## Task to carry out
Print all the records exactly, please.

---------- Listed entries ----------

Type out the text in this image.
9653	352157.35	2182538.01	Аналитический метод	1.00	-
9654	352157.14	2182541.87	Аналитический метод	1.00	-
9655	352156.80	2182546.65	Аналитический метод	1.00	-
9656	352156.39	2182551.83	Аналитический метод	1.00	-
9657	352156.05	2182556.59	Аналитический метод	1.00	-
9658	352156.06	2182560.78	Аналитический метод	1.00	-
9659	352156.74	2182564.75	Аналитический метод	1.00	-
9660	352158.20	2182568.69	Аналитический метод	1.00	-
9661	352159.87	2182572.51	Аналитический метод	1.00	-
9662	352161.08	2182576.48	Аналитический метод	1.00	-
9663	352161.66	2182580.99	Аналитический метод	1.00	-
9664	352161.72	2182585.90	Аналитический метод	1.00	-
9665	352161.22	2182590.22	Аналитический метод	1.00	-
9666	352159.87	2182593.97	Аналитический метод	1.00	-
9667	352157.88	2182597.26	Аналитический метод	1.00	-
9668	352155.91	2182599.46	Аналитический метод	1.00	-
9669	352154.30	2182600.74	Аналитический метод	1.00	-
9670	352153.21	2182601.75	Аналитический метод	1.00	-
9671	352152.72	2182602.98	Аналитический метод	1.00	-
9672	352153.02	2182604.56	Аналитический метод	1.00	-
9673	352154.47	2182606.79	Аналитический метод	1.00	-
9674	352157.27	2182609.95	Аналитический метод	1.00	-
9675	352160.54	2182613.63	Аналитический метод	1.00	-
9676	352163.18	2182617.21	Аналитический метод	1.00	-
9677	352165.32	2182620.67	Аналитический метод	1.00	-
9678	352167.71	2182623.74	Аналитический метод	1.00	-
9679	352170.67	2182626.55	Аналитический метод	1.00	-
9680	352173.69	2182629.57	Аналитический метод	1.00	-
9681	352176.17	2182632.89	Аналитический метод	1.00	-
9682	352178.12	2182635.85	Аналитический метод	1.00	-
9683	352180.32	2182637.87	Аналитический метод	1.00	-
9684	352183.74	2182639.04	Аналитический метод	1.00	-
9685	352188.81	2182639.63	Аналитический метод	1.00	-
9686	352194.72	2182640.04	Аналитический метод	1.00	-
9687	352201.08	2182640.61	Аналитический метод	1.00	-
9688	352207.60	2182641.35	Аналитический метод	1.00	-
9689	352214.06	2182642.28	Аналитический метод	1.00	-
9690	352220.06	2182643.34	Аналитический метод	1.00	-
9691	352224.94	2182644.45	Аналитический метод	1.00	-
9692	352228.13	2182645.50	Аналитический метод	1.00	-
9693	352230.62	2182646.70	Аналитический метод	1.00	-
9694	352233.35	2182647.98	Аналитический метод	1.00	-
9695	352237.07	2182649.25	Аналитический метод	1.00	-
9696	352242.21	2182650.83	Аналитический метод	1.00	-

----------

## Completed exercise
Type out the text in this image.
9653	352157.35	2182538.01	Аналитический метод	1.00	-
9654	352157.14	2182541.87	Аналитический метод	1.00	-
9655	352156.80	2182546.65	Аналитический метод	1.00	-
9656	352156.39	2182551.83	Аналитический метод	1.00	-
9657	352156.05	2182556.59	Аналитический метод	1.00	-
9658	352156.06	2182560.78	Аналитический метод	1.00	-
9659	352156.74	2182564.75	Аналитический метод	1.00	-
9660	352158.20	2182568.69	Аналитический метод	1.00	-
9661	352159.87	2182572.51	Аналитический метод	1.00	-
9662	352161.08	2182576.48	Аналитический метод	1.00	-
9663	352161.66	2182580.99	Аналитический метод	1.00	-
9664	352161.72	2182585.90	Аналитический метод	1.00	-
9665	352161.22	2182590.22	Аналитический метод	1.00	-
9666	352159.87	2182593.97	Аналитический метод	1.00	-
9667	352157.88	2182597.26	Аналитический метод	1.00	-
9668	352155.91	2182599.46	Аналитический метод	1.00	-
9669	352154.30	2182600.74	Аналитический метод	1.00	-
9670	352153.21	2182601.75	Аналитический метод	1.00	-
9671	352152.72	2182602.98	Аналитический метод	1.00	-
9672	352153.02	2182604.56	Аналитический метод	1.00	-
9673	352154.47	2182606.79	Аналитический метод	1.00	-
9674	352157.27	2182609.95	Аналитический метод	1.00	-
9675	352160.54	2182613.63	Аналитический метод	1.00	-
9676	352163.18	2182617.21	Аналитический метод	1.00	-
9677	352165.32	2182620.67	Аналитический метод	1.00	-
9678	352167.71	2182623.74	Аналитический метод	1.00	-
9679	352170.67	2182626.55	Аналитический метод	1.00	-
9680	352173.69	2182629.57	Аналитический метод	1.00	-
9681	352176.17	2182632.89	Аналитический метод	1.00	-
9682	352178.12	2182635.85	Аналитический метод	1.00	-
9683	352180.32	2182637.87	Аналитический метод	1.00	-
9684	352183.74	2182639.04	Аналитический метод	1.00	-
9685	352188.81	2182639.63	Аналитический метод	1.00	-
9686	352194.72	2182640.04	Аналитический метод	1.00	-
9687	352201.08	2182640.61	Аналитический метод	1.00	-
9688	352207.60	2182641.35	Аналитический метод	1.00	-
9689	352214.06	2182642.28	Аналитический метод	1.00	-
9690	352220.06	2182643.34	Аналитический метод	1.00	-
9691	352224.94	2182644.45	Аналитический метод	1.00	-
9692	352228.13	2182645.50	Аналитический метод	1.00	-
9693	352230.62	2182646.70	Аналитический метод	1.00	-
9694	352233.35	2182647.98	Аналитический метод	1.00	-
9695	352237.07	2182649.25	Аналитический метод	1.00	-
9696	352242.21	2182650.83	Аналитический метод	1.00	-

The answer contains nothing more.